**Task instructions**
Pull every line containing the word "name" from the records.

**Records for this exercise**
┌──
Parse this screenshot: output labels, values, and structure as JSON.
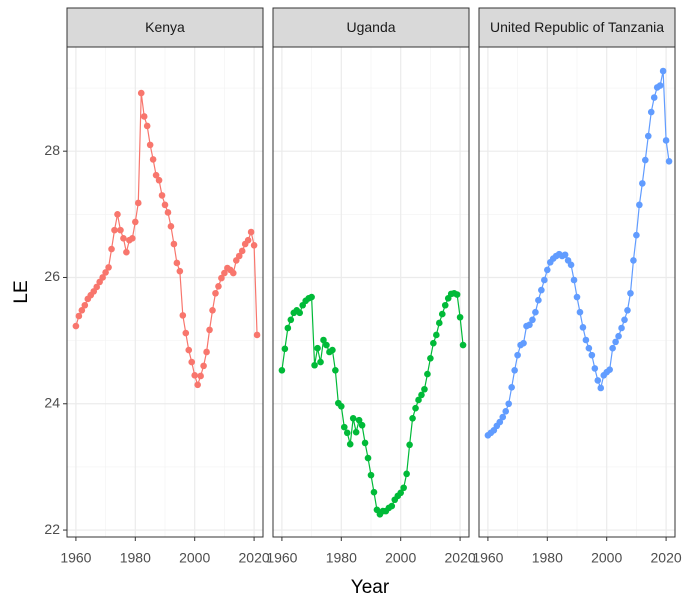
{
  "chart_data": {
    "type": "line",
    "xlabel": "Year",
    "ylabel": "LE",
    "xlim": [
      1957,
      2023
    ],
    "xticks": [
      1960,
      1980,
      2000,
      2020
    ],
    "xminor": [
      1970,
      1990,
      2010
    ],
    "ylim": [
      21.89,
      29.65
    ],
    "yticks": [
      22,
      24,
      26,
      28
    ],
    "yminor": [
      23,
      25,
      27,
      29
    ],
    "grid": true,
    "x": [
      1960,
      1961,
      1962,
      1963,
      1964,
      1965,
      1966,
      1967,
      1968,
      1969,
      1970,
      1971,
      1972,
      1973,
      1974,
      1975,
      1976,
      1977,
      1978,
      1979,
      1980,
      1981,
      1982,
      1983,
      1984,
      1985,
      1986,
      1987,
      1988,
      1989,
      1990,
      1991,
      1992,
      1993,
      1994,
      1995,
      1996,
      1997,
      1998,
      1999,
      2000,
      2001,
      2002,
      2003,
      2004,
      2005,
      2006,
      2007,
      2008,
      2009,
      2010,
      2011,
      2012,
      2013,
      2014,
      2015,
      2016,
      2017,
      2018,
      2019,
      2020,
      2021
    ],
    "series": [
      {
        "name": "Kenya",
        "color": "#F8766D",
        "values": [
          25.23,
          25.39,
          25.48,
          25.56,
          25.66,
          25.72,
          25.78,
          25.85,
          25.93,
          26.0,
          26.08,
          26.16,
          26.45,
          26.75,
          27.0,
          26.75,
          26.62,
          26.4,
          26.59,
          26.62,
          26.88,
          27.18,
          28.92,
          28.55,
          28.4,
          28.1,
          27.87,
          27.62,
          27.54,
          27.3,
          27.15,
          27.03,
          26.81,
          26.53,
          26.23,
          26.1,
          25.4,
          25.12,
          24.85,
          24.66,
          24.45,
          24.3,
          24.44,
          24.6,
          24.82,
          25.17,
          25.48,
          25.75,
          25.86,
          25.99,
          26.07,
          26.15,
          26.12,
          26.07,
          26.27,
          26.34,
          26.42,
          26.53,
          26.59,
          26.72,
          26.51,
          25.09
        ]
      },
      {
        "name": "Uganda",
        "color": "#00BA38",
        "values": [
          24.53,
          24.87,
          25.2,
          25.33,
          25.44,
          25.48,
          25.44,
          25.56,
          25.63,
          25.67,
          25.69,
          24.61,
          24.88,
          24.66,
          25.01,
          24.93,
          24.82,
          24.85,
          24.53,
          24.01,
          23.96,
          23.63,
          23.54,
          23.36,
          23.77,
          23.55,
          23.74,
          23.66,
          23.38,
          23.14,
          22.87,
          22.6,
          22.32,
          22.25,
          22.3,
          22.3,
          22.35,
          22.38,
          22.48,
          22.54,
          22.59,
          22.67,
          22.89,
          23.35,
          23.77,
          23.93,
          24.06,
          24.14,
          24.23,
          24.47,
          24.72,
          24.96,
          25.09,
          25.28,
          25.42,
          25.56,
          25.67,
          25.74,
          25.75,
          25.73,
          25.37,
          24.93
        ]
      },
      {
        "name": "United Republic of Tanzania",
        "color": "#619CFF",
        "values": [
          23.5,
          23.54,
          23.58,
          23.65,
          23.71,
          23.79,
          23.88,
          24.0,
          24.26,
          24.53,
          24.77,
          24.93,
          24.96,
          25.23,
          25.25,
          25.33,
          25.45,
          25.64,
          25.8,
          25.96,
          26.12,
          26.24,
          26.3,
          26.34,
          26.37,
          26.34,
          26.36,
          26.27,
          26.2,
          25.96,
          25.69,
          25.45,
          25.21,
          25.01,
          24.88,
          24.77,
          24.56,
          24.37,
          24.25,
          24.45,
          24.5,
          24.54,
          24.88,
          24.98,
          25.07,
          25.2,
          25.33,
          25.48,
          25.75,
          26.27,
          26.67,
          27.15,
          27.49,
          27.86,
          28.24,
          28.62,
          28.85,
          29.01,
          29.04,
          29.27,
          28.17,
          27.84
        ]
      }
    ]
  }
}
└──
**Exercise solution**
        "name": "Kenya",
        "name": "Uganda",
        "name": "United Republic of Tanzania",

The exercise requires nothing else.